:: STATED GOAL ::
Check each line below for the word "xlabel", and copy those that have it.
══════
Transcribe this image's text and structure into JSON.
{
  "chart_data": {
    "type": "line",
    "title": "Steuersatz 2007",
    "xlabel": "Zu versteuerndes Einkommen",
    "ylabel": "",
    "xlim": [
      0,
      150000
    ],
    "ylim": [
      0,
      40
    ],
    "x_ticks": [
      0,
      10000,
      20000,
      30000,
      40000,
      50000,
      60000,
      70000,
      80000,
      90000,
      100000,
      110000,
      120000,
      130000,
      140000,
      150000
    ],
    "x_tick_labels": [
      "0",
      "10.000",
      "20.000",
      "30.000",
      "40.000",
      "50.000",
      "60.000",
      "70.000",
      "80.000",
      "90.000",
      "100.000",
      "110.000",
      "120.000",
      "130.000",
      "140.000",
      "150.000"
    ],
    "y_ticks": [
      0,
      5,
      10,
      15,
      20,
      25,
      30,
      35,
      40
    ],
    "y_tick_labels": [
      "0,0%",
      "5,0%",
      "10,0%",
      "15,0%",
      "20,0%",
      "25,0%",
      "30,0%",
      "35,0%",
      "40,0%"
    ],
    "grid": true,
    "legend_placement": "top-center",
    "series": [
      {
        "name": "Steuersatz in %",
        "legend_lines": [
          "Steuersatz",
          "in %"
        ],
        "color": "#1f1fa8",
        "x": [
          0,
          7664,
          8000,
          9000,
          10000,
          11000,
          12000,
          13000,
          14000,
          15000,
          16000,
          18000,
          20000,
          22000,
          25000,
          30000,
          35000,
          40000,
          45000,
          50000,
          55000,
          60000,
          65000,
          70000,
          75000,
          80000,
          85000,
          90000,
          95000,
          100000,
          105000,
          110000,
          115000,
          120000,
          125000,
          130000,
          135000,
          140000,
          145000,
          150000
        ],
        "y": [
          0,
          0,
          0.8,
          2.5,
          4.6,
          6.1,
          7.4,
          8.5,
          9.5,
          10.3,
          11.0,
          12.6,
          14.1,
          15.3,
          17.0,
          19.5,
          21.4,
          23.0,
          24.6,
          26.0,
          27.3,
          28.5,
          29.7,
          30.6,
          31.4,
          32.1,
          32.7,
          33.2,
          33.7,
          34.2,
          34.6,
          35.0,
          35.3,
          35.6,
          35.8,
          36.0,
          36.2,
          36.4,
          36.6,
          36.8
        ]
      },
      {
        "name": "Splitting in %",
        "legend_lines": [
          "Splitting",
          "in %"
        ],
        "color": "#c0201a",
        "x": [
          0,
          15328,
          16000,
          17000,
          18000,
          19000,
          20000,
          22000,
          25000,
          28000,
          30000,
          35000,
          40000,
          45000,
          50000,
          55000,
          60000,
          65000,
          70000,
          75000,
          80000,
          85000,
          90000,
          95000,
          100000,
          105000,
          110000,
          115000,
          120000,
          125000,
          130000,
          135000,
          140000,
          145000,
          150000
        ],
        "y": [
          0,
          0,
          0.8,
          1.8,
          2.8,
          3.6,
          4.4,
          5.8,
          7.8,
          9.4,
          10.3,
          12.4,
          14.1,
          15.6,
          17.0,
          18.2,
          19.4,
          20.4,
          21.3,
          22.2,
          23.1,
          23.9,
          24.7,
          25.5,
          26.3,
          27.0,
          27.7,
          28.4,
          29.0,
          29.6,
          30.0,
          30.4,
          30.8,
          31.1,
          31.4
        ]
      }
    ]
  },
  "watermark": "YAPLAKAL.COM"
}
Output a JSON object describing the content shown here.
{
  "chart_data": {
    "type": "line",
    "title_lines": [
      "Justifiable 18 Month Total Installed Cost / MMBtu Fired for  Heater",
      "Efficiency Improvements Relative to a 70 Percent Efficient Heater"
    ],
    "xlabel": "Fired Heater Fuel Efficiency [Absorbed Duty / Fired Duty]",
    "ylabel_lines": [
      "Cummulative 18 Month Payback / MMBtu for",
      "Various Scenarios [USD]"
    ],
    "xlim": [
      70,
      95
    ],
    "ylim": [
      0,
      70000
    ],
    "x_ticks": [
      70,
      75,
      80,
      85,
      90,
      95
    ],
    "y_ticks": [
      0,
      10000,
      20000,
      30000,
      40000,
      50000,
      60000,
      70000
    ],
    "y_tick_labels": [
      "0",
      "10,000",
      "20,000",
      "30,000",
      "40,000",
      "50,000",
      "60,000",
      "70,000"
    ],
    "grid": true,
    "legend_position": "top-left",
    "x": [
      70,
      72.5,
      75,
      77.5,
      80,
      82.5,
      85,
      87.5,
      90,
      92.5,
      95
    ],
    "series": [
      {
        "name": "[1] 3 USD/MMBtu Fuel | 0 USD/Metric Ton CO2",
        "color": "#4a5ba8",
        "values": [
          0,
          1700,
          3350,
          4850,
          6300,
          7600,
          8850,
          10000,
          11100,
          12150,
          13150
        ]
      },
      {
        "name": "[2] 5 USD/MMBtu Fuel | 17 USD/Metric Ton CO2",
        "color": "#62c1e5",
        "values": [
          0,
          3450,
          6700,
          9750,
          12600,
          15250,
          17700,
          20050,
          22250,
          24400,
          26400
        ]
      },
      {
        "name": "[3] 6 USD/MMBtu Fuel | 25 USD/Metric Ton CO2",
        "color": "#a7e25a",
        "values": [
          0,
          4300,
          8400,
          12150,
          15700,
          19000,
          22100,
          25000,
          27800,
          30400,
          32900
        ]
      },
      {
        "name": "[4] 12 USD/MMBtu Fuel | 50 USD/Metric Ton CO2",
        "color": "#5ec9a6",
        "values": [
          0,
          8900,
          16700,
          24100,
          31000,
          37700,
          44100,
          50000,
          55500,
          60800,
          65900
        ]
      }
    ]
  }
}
══════
:: EXERCISE SOLUTION ::
    "xlabel": "Zu versteuerndes Einkommen",
    "xlabel": "Fired Heater Fuel Efficiency [Absorbed Duty / Fired Duty]",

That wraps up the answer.